WORK TO BE COMPLETED: Wherever the word "this" shows up in a line, please copy that line.

begin INFORMATION SHOWN

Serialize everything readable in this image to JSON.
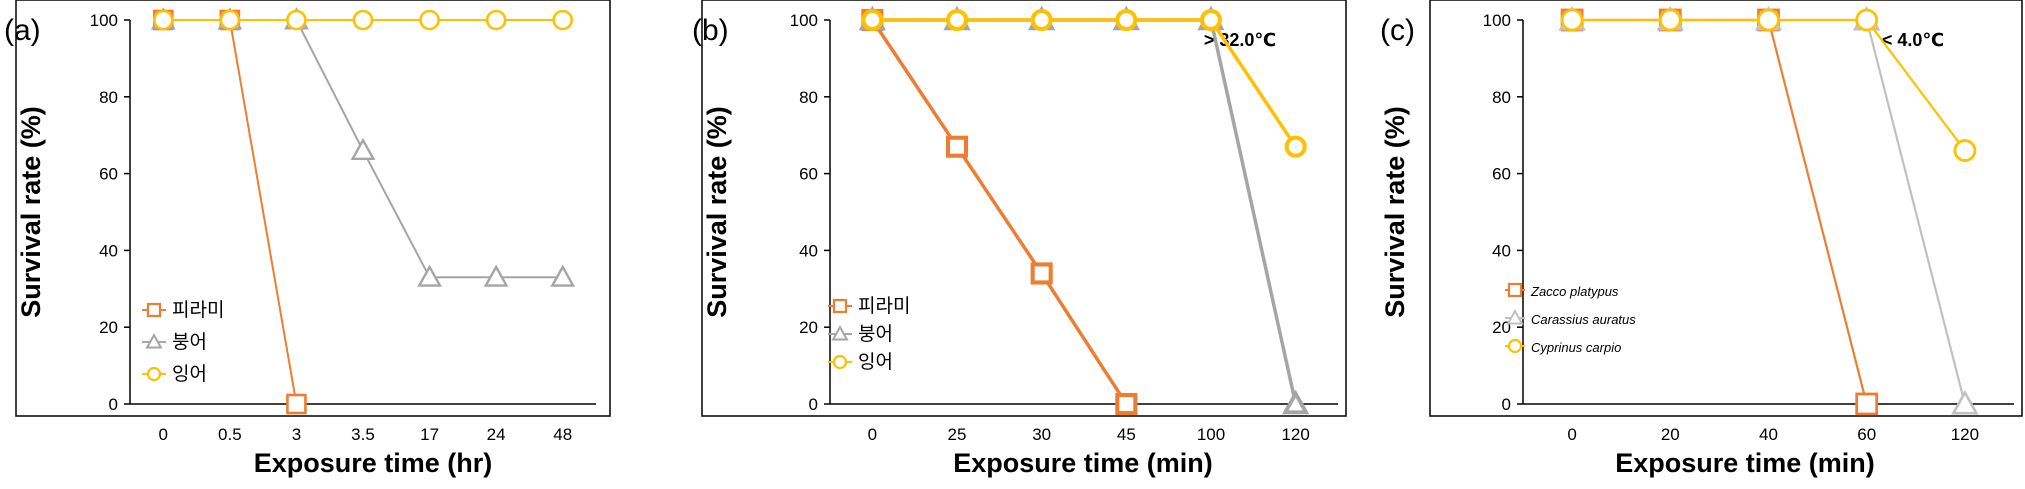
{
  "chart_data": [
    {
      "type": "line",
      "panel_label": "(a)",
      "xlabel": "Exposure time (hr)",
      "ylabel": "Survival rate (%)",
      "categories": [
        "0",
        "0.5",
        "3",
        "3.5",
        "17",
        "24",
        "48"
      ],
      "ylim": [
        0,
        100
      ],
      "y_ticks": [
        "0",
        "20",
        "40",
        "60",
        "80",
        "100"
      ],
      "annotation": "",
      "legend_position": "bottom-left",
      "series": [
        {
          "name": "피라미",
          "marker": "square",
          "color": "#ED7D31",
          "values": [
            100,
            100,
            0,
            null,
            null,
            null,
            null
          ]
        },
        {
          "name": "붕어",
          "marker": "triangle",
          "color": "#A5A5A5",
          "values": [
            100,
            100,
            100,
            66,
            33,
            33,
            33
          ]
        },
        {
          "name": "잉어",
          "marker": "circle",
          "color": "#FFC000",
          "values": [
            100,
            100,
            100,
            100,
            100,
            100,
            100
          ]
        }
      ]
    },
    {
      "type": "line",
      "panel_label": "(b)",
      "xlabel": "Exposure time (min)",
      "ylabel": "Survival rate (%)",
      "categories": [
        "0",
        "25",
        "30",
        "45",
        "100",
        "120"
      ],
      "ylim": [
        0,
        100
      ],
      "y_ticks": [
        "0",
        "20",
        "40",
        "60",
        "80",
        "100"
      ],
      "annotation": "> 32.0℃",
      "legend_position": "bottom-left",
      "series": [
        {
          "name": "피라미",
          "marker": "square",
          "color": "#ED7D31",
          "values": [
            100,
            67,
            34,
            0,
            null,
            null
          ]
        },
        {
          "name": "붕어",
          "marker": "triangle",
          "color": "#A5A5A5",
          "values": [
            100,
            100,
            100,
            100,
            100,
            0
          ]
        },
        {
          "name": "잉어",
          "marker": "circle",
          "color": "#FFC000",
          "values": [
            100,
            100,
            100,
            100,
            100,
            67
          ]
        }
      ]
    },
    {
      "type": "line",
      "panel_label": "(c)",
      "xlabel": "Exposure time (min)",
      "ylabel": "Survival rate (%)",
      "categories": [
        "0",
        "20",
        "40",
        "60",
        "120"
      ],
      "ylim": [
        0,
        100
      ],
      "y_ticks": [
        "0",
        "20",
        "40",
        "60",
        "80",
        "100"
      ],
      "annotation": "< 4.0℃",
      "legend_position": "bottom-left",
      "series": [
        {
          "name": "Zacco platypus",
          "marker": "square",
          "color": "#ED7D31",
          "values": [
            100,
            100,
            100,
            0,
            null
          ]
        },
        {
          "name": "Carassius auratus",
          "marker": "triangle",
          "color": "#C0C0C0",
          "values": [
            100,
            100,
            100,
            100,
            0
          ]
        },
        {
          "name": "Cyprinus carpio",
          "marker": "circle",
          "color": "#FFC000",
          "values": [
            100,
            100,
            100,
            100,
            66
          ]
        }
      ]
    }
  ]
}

end INFORMATION SHOWN
begin INFORMATION SHOWN

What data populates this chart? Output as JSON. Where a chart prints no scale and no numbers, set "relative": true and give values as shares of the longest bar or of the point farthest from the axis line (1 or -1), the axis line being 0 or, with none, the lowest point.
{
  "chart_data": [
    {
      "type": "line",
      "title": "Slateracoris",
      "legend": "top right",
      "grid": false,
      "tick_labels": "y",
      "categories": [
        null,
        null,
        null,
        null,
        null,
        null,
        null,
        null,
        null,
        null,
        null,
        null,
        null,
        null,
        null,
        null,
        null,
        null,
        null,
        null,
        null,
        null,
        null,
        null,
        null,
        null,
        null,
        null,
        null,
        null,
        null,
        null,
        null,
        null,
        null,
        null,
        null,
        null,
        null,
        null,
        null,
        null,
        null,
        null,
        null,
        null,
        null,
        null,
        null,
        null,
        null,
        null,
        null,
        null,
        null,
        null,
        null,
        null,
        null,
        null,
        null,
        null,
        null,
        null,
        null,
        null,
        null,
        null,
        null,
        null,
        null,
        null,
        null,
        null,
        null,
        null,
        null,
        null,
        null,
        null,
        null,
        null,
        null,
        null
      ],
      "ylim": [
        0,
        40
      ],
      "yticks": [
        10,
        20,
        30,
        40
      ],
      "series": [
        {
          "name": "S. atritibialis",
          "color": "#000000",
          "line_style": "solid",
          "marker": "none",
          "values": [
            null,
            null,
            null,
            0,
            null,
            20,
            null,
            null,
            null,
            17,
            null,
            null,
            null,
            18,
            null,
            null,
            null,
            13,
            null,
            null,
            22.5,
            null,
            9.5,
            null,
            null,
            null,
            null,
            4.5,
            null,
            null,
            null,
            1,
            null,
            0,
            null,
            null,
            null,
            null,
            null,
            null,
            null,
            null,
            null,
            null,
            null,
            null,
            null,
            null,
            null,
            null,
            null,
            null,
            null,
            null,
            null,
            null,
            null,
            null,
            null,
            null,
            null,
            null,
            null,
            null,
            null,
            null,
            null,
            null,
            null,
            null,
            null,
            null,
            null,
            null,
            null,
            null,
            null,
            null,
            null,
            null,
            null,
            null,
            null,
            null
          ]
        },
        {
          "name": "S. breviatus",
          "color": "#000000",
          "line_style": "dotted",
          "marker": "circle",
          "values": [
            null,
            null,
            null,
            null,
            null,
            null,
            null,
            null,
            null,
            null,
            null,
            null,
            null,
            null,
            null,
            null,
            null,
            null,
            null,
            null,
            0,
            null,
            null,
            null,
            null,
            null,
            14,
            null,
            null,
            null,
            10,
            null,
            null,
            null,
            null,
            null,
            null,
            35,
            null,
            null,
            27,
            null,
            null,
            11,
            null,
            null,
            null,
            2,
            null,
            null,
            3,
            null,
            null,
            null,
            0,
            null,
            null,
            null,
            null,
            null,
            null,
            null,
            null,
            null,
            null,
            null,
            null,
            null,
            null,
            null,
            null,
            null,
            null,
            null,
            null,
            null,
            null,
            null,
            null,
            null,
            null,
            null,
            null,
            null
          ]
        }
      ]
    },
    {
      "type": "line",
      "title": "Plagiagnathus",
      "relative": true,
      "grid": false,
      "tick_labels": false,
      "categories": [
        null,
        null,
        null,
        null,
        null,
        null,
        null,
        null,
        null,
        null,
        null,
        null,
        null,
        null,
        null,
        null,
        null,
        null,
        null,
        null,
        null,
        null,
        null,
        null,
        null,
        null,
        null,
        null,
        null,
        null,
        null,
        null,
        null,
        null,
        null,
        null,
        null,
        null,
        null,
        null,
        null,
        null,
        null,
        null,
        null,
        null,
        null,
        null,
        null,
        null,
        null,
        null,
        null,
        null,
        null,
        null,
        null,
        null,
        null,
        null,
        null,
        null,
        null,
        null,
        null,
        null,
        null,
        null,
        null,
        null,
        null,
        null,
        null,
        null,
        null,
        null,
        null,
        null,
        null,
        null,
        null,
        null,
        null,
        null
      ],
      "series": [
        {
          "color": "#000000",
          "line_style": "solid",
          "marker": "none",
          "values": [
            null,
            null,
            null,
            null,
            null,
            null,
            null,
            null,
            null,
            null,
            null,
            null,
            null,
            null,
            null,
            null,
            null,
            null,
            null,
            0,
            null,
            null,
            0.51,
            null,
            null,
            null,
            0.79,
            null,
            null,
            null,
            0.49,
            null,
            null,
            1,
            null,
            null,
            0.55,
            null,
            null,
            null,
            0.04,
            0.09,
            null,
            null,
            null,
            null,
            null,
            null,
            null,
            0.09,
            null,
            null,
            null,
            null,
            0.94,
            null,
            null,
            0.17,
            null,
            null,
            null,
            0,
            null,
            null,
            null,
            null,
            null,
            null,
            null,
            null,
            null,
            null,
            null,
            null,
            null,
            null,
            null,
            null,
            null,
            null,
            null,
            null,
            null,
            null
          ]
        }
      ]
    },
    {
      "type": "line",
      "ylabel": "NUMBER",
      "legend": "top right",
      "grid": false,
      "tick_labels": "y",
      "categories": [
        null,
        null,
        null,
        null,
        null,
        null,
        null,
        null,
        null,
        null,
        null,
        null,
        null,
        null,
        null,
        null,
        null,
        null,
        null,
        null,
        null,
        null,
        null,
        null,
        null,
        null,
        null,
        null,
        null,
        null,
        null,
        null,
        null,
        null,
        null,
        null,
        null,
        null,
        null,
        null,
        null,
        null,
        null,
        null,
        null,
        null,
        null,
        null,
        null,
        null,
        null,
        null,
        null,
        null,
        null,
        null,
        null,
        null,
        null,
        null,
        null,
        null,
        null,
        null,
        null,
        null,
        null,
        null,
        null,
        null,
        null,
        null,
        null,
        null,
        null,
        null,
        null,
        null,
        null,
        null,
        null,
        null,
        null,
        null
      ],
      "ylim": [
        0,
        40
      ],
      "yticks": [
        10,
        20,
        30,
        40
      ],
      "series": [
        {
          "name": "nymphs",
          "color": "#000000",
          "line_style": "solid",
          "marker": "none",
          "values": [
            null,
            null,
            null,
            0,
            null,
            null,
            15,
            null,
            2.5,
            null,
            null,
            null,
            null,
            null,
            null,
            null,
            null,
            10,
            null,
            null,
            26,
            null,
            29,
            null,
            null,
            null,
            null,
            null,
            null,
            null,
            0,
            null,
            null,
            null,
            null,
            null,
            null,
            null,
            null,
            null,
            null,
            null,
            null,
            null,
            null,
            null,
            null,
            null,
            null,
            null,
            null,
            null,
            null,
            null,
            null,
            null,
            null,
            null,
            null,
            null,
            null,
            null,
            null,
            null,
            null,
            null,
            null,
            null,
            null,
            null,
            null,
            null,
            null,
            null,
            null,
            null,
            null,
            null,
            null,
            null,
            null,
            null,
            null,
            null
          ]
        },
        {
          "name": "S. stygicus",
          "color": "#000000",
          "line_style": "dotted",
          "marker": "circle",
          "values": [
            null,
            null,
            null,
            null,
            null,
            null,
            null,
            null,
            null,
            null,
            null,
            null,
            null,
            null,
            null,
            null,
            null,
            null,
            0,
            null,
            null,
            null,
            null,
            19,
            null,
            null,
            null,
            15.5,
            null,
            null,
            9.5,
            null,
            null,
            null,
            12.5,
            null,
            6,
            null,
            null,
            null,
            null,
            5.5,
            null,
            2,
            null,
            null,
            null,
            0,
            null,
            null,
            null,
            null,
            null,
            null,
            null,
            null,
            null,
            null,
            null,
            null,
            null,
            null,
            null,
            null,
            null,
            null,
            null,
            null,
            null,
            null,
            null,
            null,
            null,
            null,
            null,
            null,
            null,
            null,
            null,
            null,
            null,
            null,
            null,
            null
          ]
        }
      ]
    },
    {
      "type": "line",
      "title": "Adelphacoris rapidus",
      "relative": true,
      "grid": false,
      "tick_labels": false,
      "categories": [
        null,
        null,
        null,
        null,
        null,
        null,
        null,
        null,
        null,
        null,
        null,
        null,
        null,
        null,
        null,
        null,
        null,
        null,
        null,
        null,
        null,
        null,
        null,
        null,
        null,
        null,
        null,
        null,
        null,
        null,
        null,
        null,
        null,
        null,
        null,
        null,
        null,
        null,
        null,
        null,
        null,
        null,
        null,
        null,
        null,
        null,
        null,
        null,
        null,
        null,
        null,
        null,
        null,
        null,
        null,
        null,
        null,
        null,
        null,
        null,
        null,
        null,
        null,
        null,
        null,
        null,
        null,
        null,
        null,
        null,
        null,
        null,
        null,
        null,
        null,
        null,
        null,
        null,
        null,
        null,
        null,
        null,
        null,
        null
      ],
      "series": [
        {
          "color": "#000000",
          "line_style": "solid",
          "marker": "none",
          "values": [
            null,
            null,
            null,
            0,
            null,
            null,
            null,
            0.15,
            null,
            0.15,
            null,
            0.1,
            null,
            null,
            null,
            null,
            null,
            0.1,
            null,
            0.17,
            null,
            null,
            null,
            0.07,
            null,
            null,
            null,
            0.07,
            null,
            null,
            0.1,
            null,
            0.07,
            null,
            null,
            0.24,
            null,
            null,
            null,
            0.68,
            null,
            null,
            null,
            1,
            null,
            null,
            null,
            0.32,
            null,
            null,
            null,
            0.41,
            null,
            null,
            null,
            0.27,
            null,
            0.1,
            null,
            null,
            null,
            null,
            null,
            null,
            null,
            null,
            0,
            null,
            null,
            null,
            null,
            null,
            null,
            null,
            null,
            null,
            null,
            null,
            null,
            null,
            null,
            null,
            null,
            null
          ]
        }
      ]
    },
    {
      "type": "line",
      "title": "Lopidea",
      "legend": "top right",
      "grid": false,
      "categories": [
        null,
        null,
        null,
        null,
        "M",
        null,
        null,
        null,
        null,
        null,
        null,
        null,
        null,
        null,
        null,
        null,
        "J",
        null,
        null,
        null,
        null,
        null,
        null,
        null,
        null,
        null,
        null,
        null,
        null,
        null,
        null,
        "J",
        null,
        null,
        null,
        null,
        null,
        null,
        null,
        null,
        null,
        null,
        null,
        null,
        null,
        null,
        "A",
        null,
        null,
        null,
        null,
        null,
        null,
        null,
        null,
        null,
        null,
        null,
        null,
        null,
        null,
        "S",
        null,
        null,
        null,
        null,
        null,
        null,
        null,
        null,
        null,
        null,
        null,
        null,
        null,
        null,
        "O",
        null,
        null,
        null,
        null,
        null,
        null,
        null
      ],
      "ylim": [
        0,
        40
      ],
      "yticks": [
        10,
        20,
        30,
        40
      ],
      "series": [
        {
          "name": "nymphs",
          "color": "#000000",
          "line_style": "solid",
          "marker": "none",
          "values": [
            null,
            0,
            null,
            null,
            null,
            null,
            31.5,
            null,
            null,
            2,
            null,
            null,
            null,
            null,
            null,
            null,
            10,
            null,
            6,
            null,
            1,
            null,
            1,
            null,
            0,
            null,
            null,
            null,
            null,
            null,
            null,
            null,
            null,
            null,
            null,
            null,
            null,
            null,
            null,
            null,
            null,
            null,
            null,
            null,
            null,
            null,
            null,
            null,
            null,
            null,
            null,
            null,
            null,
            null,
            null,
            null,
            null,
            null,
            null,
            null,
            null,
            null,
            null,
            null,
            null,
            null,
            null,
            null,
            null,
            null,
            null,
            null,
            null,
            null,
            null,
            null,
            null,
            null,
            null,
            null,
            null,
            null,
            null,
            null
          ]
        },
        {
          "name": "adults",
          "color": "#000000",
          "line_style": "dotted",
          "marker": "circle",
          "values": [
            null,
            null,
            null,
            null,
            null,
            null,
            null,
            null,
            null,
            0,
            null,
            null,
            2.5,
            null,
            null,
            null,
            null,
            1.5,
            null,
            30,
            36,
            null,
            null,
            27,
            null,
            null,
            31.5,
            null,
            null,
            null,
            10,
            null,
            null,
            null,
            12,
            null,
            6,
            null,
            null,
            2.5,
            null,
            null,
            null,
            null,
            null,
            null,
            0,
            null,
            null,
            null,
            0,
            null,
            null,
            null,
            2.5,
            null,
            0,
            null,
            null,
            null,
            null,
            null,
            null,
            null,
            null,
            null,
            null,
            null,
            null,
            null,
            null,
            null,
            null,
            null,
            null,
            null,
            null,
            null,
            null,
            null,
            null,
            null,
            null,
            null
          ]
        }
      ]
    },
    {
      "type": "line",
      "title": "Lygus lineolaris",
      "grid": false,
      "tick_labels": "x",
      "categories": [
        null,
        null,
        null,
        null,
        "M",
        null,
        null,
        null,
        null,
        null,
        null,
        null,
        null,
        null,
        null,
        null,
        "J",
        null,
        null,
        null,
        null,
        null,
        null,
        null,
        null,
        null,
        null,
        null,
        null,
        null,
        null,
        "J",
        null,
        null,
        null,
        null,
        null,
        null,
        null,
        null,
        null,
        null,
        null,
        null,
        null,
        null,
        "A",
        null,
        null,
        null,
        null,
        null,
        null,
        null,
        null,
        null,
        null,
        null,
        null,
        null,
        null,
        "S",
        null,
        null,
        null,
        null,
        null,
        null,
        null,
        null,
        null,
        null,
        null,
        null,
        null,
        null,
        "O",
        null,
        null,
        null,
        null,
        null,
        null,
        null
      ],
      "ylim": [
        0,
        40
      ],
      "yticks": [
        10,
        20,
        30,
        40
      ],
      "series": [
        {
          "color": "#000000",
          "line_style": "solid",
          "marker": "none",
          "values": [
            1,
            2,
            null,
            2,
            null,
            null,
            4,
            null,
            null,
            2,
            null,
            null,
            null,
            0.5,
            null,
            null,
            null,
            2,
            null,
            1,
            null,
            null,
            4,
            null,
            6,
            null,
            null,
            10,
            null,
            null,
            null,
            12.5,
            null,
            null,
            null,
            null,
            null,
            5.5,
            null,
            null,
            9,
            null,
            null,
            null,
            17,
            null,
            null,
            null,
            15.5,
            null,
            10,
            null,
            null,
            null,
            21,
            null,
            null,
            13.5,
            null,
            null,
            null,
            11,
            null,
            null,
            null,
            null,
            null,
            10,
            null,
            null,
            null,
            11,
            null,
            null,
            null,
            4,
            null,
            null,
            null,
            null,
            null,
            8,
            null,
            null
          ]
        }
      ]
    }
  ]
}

end INFORMATION SHOWN

PROBLEM SOLUTION:
Serialize everything readable in this image to JSON.
What data populates this chart? Output as JSON. Where a chart prints no scale and no numbers, set "relative": true and give values as shares of the longest bar or of the point farthest from the axis line (1 or -1), the axis line being 0 or, with none, the lowest point.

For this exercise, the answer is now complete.